### Working data
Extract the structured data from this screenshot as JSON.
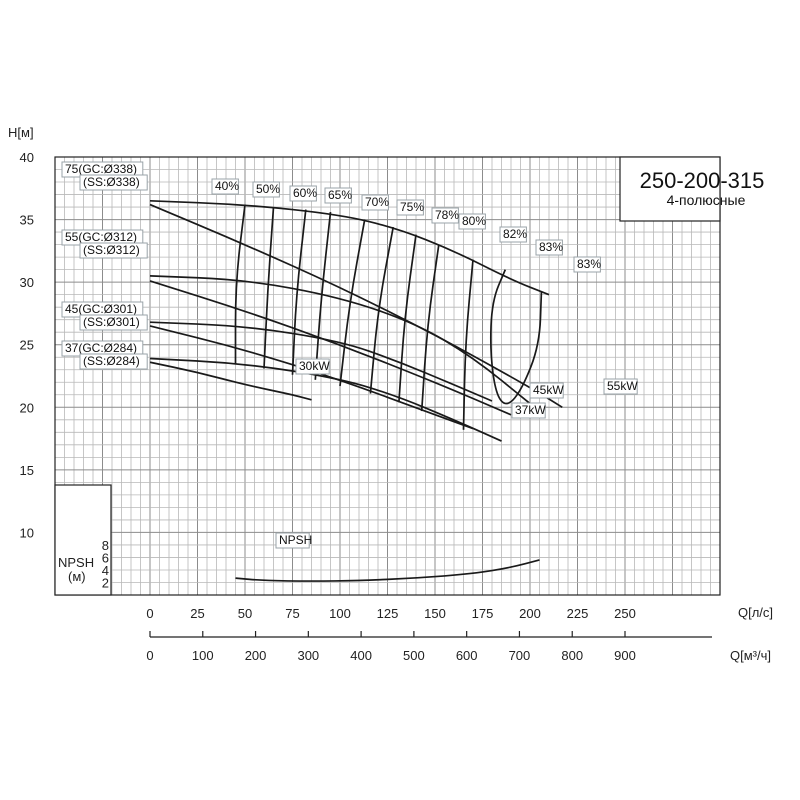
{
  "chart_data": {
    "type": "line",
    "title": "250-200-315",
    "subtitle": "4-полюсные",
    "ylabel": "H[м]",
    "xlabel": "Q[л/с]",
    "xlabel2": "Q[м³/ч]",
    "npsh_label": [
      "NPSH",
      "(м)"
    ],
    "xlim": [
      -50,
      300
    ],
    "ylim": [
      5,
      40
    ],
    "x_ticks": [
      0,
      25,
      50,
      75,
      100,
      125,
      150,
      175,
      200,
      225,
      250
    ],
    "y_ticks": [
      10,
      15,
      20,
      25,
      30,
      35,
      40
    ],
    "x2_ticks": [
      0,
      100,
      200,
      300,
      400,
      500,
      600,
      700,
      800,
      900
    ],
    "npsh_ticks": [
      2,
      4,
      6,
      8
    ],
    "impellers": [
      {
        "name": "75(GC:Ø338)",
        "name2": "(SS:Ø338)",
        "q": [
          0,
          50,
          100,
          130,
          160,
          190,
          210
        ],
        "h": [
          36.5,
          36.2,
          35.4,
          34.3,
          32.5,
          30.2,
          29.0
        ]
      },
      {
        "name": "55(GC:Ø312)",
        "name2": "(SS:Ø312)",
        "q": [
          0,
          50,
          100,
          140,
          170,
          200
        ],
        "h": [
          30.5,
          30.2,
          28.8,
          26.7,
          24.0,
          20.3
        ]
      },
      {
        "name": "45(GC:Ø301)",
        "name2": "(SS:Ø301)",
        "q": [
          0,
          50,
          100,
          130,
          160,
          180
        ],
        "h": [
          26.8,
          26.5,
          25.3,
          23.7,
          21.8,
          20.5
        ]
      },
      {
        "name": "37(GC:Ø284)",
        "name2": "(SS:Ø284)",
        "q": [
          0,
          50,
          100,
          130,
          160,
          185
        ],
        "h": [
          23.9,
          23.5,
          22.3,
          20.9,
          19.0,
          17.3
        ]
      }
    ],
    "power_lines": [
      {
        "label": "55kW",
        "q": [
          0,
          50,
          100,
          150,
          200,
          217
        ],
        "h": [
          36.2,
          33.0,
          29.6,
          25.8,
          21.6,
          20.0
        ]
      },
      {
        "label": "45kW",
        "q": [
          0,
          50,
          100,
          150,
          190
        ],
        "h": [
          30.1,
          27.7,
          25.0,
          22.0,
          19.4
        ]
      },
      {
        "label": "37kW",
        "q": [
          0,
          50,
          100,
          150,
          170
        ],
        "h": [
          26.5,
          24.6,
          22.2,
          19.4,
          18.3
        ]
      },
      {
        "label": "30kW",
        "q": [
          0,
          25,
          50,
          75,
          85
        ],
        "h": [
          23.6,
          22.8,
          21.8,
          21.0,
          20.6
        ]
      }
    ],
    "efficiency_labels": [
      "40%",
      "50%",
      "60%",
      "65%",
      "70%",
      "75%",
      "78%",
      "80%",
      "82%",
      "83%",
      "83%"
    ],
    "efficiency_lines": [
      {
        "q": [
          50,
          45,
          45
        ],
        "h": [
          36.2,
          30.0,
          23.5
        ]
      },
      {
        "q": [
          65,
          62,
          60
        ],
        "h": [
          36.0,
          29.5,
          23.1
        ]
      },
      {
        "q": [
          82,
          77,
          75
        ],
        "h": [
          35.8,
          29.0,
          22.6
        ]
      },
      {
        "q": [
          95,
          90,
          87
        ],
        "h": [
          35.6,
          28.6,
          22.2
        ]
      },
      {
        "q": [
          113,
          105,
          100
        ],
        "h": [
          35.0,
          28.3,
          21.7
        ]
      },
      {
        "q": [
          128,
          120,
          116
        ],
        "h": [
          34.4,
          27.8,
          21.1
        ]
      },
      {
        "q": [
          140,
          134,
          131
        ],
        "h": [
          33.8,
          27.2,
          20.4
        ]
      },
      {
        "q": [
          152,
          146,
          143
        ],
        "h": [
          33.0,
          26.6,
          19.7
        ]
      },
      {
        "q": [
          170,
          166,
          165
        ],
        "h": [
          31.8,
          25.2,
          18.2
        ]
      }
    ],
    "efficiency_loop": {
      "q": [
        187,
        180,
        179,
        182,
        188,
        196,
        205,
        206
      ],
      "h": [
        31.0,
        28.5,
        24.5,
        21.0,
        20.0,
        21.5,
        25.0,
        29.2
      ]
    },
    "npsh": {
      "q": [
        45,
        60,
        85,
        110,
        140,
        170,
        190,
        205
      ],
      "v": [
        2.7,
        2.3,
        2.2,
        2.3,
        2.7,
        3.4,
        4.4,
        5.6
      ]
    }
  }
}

### Given exercise
Output the entries above exactly, without their pictures.

### Correct response
Extract the structured data from this screenshot as JSON.
{
  "chart_data": {
    "type": "line",
    "title": "250-200-315",
    "subtitle": "4-полюсные",
    "ylabel": "H[м]",
    "xlabel": "Q[л/с]",
    "xlabel2": "Q[м³/ч]",
    "npsh_label": [
      "NPSH",
      "(м)"
    ],
    "xlim": [
      -50,
      300
    ],
    "ylim": [
      5,
      40
    ],
    "x_ticks": [
      0,
      25,
      50,
      75,
      100,
      125,
      150,
      175,
      200,
      225,
      250
    ],
    "y_ticks": [
      10,
      15,
      20,
      25,
      30,
      35,
      40
    ],
    "x2_ticks": [
      0,
      100,
      200,
      300,
      400,
      500,
      600,
      700,
      800,
      900
    ],
    "npsh_ticks": [
      2,
      4,
      6,
      8
    ],
    "impellers": [
      {
        "name": "75(GC:Ø338)",
        "name2": "(SS:Ø338)",
        "q": [
          0,
          50,
          100,
          130,
          160,
          190,
          210
        ],
        "h": [
          36.5,
          36.2,
          35.4,
          34.3,
          32.5,
          30.2,
          29.0
        ]
      },
      {
        "name": "55(GC:Ø312)",
        "name2": "(SS:Ø312)",
        "q": [
          0,
          50,
          100,
          140,
          170,
          200
        ],
        "h": [
          30.5,
          30.2,
          28.8,
          26.7,
          24.0,
          20.3
        ]
      },
      {
        "name": "45(GC:Ø301)",
        "name2": "(SS:Ø301)",
        "q": [
          0,
          50,
          100,
          130,
          160,
          180
        ],
        "h": [
          26.8,
          26.5,
          25.3,
          23.7,
          21.8,
          20.5
        ]
      },
      {
        "name": "37(GC:Ø284)",
        "name2": "(SS:Ø284)",
        "q": [
          0,
          50,
          100,
          130,
          160,
          185
        ],
        "h": [
          23.9,
          23.5,
          22.3,
          20.9,
          19.0,
          17.3
        ]
      }
    ],
    "power_lines": [
      {
        "label": "55kW",
        "q": [
          0,
          50,
          100,
          150,
          200,
          217
        ],
        "h": [
          36.2,
          33.0,
          29.6,
          25.8,
          21.6,
          20.0
        ]
      },
      {
        "label": "45kW",
        "q": [
          0,
          50,
          100,
          150,
          190
        ],
        "h": [
          30.1,
          27.7,
          25.0,
          22.0,
          19.4
        ]
      },
      {
        "label": "37kW",
        "q": [
          0,
          50,
          100,
          150,
          170
        ],
        "h": [
          26.5,
          24.6,
          22.2,
          19.4,
          18.3
        ]
      },
      {
        "label": "30kW",
        "q": [
          0,
          25,
          50,
          75,
          85
        ],
        "h": [
          23.6,
          22.8,
          21.8,
          21.0,
          20.6
        ]
      }
    ],
    "efficiency_labels": [
      "40%",
      "50%",
      "60%",
      "65%",
      "70%",
      "75%",
      "78%",
      "80%",
      "82%",
      "83%",
      "83%"
    ],
    "efficiency_lines": [
      {
        "q": [
          50,
          45,
          45
        ],
        "h": [
          36.2,
          30.0,
          23.5
        ]
      },
      {
        "q": [
          65,
          62,
          60
        ],
        "h": [
          36.0,
          29.5,
          23.1
        ]
      },
      {
        "q": [
          82,
          77,
          75
        ],
        "h": [
          35.8,
          29.0,
          22.6
        ]
      },
      {
        "q": [
          95,
          90,
          87
        ],
        "h": [
          35.6,
          28.6,
          22.2
        ]
      },
      {
        "q": [
          113,
          105,
          100
        ],
        "h": [
          35.0,
          28.3,
          21.7
        ]
      },
      {
        "q": [
          128,
          120,
          116
        ],
        "h": [
          34.4,
          27.8,
          21.1
        ]
      },
      {
        "q": [
          140,
          134,
          131
        ],
        "h": [
          33.8,
          27.2,
          20.4
        ]
      },
      {
        "q": [
          152,
          146,
          143
        ],
        "h": [
          33.0,
          26.6,
          19.7
        ]
      },
      {
        "q": [
          170,
          166,
          165
        ],
        "h": [
          31.8,
          25.2,
          18.2
        ]
      }
    ],
    "efficiency_loop": {
      "q": [
        187,
        180,
        179,
        182,
        188,
        196,
        205,
        206
      ],
      "h": [
        31.0,
        28.5,
        24.5,
        21.0,
        20.0,
        21.5,
        25.0,
        29.2
      ]
    },
    "npsh": {
      "q": [
        45,
        60,
        85,
        110,
        140,
        170,
        190,
        205
      ],
      "v": [
        2.7,
        2.3,
        2.2,
        2.3,
        2.7,
        3.4,
        4.4,
        5.6
      ]
    }
  }
}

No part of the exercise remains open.